====== Record excerpts

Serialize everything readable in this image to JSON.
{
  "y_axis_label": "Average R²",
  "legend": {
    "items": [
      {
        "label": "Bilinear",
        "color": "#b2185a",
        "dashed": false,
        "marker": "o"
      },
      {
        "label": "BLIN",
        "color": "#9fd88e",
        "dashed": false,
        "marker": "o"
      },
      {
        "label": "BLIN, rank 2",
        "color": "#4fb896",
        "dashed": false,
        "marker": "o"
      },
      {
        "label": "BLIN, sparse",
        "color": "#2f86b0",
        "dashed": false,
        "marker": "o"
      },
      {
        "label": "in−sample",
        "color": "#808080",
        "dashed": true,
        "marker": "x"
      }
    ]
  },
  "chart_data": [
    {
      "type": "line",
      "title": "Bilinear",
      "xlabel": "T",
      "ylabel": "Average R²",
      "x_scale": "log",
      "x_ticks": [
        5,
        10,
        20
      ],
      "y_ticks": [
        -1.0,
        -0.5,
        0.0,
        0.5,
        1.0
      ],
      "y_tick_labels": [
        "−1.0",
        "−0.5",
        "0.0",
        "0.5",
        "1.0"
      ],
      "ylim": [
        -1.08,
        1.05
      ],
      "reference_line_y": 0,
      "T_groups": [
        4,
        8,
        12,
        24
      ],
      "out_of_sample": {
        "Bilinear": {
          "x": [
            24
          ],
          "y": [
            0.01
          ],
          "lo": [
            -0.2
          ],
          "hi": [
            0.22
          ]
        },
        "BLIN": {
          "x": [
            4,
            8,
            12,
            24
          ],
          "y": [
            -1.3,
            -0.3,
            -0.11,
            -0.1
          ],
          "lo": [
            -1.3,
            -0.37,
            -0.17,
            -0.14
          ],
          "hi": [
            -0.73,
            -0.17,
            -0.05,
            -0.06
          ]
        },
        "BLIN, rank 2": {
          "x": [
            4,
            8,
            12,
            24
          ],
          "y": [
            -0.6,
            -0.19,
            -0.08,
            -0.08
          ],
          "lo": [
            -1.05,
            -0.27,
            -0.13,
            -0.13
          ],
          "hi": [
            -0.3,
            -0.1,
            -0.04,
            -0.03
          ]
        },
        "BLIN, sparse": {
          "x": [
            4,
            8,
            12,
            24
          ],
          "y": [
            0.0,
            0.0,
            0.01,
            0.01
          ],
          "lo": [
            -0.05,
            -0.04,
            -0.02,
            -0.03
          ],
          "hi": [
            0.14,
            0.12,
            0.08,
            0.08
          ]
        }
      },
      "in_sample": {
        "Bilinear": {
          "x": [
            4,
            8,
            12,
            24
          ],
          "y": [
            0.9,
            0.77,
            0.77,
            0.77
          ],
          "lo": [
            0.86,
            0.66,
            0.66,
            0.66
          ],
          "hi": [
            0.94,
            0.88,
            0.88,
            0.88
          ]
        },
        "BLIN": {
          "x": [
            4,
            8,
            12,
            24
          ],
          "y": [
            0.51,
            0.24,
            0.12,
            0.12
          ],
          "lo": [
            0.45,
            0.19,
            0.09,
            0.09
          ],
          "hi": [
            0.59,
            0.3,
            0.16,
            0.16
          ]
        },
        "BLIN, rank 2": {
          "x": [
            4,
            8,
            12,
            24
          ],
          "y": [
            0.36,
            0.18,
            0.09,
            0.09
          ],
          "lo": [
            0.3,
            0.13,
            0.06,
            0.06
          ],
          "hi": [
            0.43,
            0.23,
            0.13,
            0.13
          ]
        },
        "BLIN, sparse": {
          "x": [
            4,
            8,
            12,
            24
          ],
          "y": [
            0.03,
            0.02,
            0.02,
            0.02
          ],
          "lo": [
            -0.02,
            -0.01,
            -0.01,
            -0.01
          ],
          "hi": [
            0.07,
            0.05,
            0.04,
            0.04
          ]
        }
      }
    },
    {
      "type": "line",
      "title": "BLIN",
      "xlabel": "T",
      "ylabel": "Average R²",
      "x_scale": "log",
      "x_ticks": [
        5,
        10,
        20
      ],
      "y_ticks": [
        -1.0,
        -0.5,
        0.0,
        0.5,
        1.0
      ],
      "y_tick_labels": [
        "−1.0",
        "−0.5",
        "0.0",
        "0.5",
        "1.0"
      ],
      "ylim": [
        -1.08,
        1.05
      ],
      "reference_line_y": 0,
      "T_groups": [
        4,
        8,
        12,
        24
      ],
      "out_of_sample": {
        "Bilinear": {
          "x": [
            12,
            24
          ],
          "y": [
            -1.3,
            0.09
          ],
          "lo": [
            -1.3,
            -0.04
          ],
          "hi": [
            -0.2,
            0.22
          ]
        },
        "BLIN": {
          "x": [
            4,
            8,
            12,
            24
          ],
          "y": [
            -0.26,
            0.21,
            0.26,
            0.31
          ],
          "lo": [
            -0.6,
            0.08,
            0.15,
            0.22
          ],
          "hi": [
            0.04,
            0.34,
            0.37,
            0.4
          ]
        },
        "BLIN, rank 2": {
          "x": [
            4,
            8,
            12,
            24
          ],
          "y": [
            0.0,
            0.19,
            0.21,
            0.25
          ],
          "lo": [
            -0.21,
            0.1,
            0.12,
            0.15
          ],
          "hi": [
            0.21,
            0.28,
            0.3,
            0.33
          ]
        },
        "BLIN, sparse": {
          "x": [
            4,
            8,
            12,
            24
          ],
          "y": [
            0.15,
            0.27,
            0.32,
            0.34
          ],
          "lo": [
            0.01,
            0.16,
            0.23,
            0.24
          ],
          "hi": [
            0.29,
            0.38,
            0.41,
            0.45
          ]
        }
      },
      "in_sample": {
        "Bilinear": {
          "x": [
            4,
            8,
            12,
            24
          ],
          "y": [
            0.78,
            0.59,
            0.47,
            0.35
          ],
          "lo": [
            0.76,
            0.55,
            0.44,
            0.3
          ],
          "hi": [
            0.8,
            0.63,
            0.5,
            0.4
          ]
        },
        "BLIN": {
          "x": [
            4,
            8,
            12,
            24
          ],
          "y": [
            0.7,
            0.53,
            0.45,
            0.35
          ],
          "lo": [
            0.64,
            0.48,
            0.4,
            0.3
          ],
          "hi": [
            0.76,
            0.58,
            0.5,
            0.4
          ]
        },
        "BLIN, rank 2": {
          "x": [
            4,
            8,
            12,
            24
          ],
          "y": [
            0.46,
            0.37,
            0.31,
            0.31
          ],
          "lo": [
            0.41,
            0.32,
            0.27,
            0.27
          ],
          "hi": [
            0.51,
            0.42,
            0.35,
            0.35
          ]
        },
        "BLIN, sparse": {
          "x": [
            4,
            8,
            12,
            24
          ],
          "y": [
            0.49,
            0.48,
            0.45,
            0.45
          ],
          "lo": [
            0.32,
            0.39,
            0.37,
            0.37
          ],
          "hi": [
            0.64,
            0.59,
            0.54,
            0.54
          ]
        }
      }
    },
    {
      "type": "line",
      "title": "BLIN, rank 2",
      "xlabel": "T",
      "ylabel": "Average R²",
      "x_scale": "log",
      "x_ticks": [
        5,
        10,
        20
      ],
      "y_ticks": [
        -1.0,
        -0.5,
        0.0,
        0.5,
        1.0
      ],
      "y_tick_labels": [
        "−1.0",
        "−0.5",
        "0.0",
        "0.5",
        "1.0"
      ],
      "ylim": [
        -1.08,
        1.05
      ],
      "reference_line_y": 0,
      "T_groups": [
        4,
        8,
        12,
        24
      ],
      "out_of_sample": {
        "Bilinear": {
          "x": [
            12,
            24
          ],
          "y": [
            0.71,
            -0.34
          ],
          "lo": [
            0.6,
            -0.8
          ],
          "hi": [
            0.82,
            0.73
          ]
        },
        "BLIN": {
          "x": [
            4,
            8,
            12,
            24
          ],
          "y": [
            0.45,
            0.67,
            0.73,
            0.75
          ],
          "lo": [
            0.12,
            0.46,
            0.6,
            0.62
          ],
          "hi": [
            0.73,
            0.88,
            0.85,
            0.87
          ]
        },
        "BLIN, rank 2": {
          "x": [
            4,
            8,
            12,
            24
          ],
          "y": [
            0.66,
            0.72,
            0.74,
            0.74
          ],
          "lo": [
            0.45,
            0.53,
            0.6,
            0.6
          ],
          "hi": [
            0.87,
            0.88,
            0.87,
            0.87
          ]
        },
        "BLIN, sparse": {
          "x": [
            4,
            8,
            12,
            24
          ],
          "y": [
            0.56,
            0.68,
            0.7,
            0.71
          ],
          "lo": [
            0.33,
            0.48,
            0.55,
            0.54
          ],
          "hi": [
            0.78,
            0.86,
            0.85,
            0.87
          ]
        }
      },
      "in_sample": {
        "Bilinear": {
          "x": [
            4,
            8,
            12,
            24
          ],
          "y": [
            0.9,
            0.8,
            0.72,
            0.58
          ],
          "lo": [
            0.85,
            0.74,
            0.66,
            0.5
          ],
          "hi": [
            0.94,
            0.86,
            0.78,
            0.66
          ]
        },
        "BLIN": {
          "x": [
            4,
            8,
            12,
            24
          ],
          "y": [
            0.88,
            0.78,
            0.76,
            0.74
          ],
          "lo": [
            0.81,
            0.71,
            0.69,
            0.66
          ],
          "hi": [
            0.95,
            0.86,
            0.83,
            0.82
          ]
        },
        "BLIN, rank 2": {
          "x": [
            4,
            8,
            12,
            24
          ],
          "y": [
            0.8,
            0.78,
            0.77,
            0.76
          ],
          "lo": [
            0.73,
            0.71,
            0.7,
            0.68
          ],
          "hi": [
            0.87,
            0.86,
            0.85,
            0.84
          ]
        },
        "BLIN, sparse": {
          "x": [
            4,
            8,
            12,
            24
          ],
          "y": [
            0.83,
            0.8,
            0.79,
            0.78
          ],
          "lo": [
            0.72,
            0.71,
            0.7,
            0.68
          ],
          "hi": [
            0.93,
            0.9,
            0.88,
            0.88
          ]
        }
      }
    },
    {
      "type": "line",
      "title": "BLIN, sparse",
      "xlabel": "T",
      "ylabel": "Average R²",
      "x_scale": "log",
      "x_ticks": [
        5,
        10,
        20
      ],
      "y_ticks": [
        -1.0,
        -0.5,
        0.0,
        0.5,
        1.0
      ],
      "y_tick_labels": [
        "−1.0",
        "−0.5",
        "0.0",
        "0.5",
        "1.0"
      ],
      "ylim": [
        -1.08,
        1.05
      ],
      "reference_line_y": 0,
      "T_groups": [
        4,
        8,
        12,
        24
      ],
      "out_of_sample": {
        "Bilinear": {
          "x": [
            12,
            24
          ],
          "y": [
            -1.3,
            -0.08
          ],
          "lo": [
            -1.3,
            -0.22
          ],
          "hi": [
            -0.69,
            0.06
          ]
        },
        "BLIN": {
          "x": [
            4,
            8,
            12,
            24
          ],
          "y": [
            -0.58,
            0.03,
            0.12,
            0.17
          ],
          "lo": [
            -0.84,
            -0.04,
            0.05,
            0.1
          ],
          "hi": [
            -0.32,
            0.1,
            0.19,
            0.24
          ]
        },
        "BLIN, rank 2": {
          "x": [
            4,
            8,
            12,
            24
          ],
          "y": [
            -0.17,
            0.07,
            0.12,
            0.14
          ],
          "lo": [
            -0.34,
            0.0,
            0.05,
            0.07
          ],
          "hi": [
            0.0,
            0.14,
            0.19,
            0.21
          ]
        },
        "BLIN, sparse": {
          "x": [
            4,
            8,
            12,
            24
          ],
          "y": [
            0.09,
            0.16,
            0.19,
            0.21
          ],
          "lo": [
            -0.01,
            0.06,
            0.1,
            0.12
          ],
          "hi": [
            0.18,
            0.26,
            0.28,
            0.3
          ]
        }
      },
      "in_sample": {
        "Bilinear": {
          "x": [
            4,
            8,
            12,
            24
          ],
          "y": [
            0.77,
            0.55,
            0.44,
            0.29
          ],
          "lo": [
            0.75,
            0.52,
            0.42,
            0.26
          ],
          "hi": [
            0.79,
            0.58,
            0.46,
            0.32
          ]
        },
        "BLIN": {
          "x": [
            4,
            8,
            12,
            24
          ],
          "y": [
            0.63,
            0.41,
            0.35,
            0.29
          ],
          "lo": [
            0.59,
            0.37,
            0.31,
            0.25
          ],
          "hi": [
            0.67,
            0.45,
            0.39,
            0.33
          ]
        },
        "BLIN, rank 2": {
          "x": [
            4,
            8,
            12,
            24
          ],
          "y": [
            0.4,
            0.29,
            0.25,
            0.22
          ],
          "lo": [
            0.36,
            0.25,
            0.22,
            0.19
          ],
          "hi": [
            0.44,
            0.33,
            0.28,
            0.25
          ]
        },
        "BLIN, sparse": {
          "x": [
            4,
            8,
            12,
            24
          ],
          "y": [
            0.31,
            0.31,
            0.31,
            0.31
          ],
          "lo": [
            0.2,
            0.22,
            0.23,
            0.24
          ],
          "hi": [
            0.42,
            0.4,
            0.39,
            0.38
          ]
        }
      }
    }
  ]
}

============

▶ [Written problem] Pick out each line above that includes "title" and show it.

▶ [Result]
      "title": "Bilinear",
      "title": "BLIN",
      "title": "BLIN, rank 2",
      "title": "BLIN, sparse",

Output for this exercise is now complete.